* _Stored records_:
=======

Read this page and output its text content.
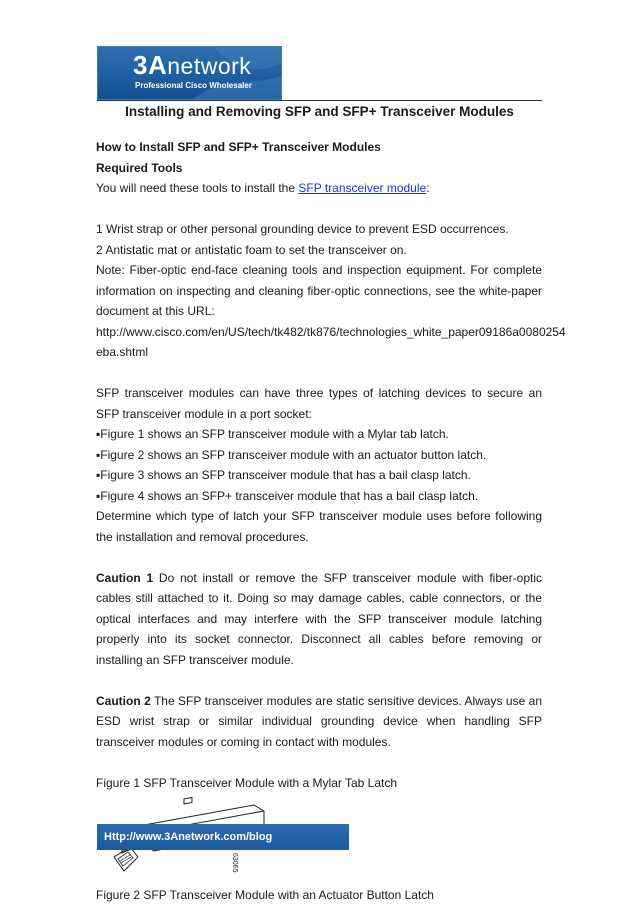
3Anetwork
Professional Cisco Wholesaler
Installing and Removing SFP and SFP+ Transceiver Modules

How to Install SFP and SFP+ Transceiver Modules

Required Tools

You will need these tools to install the SFP transceiver module:

1 Wrist strap or other personal grounding device to prevent ESD occurrences.

2 Antistatic mat or antistatic foam to set the transceiver on.

Note: Fiber-optic end-face cleaning tools and inspection equipment. For complete information on inspecting and cleaning fiber-optic connections, see the white-paper document at this URL:

http://www.cisco.com/en/US/tech/tk482/tk876/technologies_white_paper09186a0080254

eba.shtml

SFP transceiver modules can have three types of latching devices to secure an SFP transceiver module in a port socket:

▪Figure 1 shows an SFP transceiver module with a Mylar tab latch.

▪Figure 2 shows an SFP transceiver module with an actuator button latch.

▪Figure 3 shows an SFP transceiver module that has a bail clasp latch.

▪Figure 4 shows an SFP+ transceiver module that has a bail clasp latch.

Determine which type of latch your SFP transceiver module uses before following the installation and removal procedures.

Caution 1 Do not install or remove the SFP transceiver module with fiber-optic cables still attached to it. Doing so may damage cables, cable connectors, or the optical interfaces and may interfere with the SFP transceiver module latching properly into its socket connector. Disconnect all cables before removing or installing an SFP transceiver module.

Caution 2 The SFP transceiver modules are static sensitive devices. Always use an ESD wrist strap or similar individual grounding device when handling SFP transceiver modules or coming in contact with modules.

Figure 1 SFP Transceiver Module with a Mylar Tab Latch

63065

Figure 2 SFP Transceiver Module with an Actuator Button Latch

Http://www.3Anetwork.com/blog
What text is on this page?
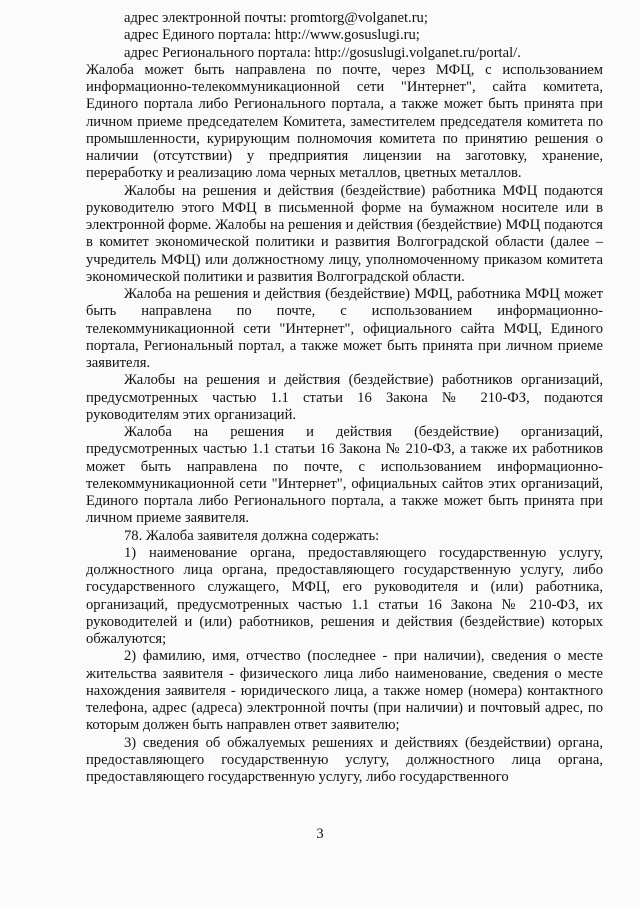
адрес электронной почты: promtorg@volganet.ru;

адрес Единого портала: http://www.gosuslugi.ru;

адрес Регионального портала: http://gosuslugi.volganet.ru/portal/.

Жалоба может быть направлена по почте, через МФЦ, с использованием информационно-телекоммуникационной сети "Интернет", сайта комитета, Единого портала либо Регионального портала, а также может быть принята при личном приеме председателем Комитета, заместителем председателя комитета по промышленности, курирующим полномочия комитета по принятию решения о наличии (отсутствии) у предприятия лицензии на заготовку, хранение, переработку и реализацию лома черных металлов, цветных металлов.

Жалобы на решения и действия (бездействие) работника МФЦ подаются руководителю этого МФЦ в письменной форме на бумажном носителе или в электронной форме. Жалобы на решения и действия (бездействие) МФЦ подаются в комитет экономической политики и развития Волгоградской области (далее – учредитель МФЦ) или должностному лицу, уполномоченному приказом комитета экономической политики и развития Волгоградской области.

Жалоба на решения и действия (бездействие) МФЦ, работника МФЦ может быть направлена по почте, с использованием информационно-телекоммуникационной сети "Интернет", официального сайта МФЦ, Единого портала, Региональный портал, а также может быть принята при личном приеме заявителя.

Жалобы на решения и действия (бездействие) работников организаций, предусмотренных частью 1.1 статьи 16 Закона № 210-ФЗ, подаются руководителям этих организаций.

Жалоба на решения и действия (бездействие) организаций, предусмотренных частью 1.1 статьи 16 Закона № 210-ФЗ, а также их работников может быть направлена по почте, с использованием информационно-телекоммуникационной сети "Интернет", официальных сайтов этих организаций, Единого портала либо Регионального портала, а также может быть принята при личном приеме заявителя.

78. Жалоба заявителя должна содержать:

1) наименование органа, предоставляющего государственную услугу, должностного лица органа, предоставляющего государственную услугу, либо государственного служащего, МФЦ, его руководителя и (или) работника, организаций, предусмотренных частью 1.1 статьи 16 Закона № 210-ФЗ, их руководителей и (или) работников, решения и действия (бездействие) которых обжалуются;

2) фамилию, имя, отчество (последнее - при наличии), сведения о месте жительства заявителя - физического лица либо наименование, сведения о месте нахождения заявителя - юридического лица, а также номер (номера) контактного телефона, адрес (адреса) электронной почты (при наличии) и почтовый адрес, по которым должен быть направлен ответ заявителю;

3) сведения об обжалуемых решениях и действиях (бездействии) органа, предоставляющего государственную услугу, должностного лица органа, предоставляющего государственную услугу, либо государственного

3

=======

* _Exercise task_: Pull every line containing "bail" out of the data above.

* _Correct output_:
▪Figure 3 shows an SFP transceiver module that has a bail clasp latch.
▪Figure 4 shows an SFP+ transceiver module that has a bail clasp latch.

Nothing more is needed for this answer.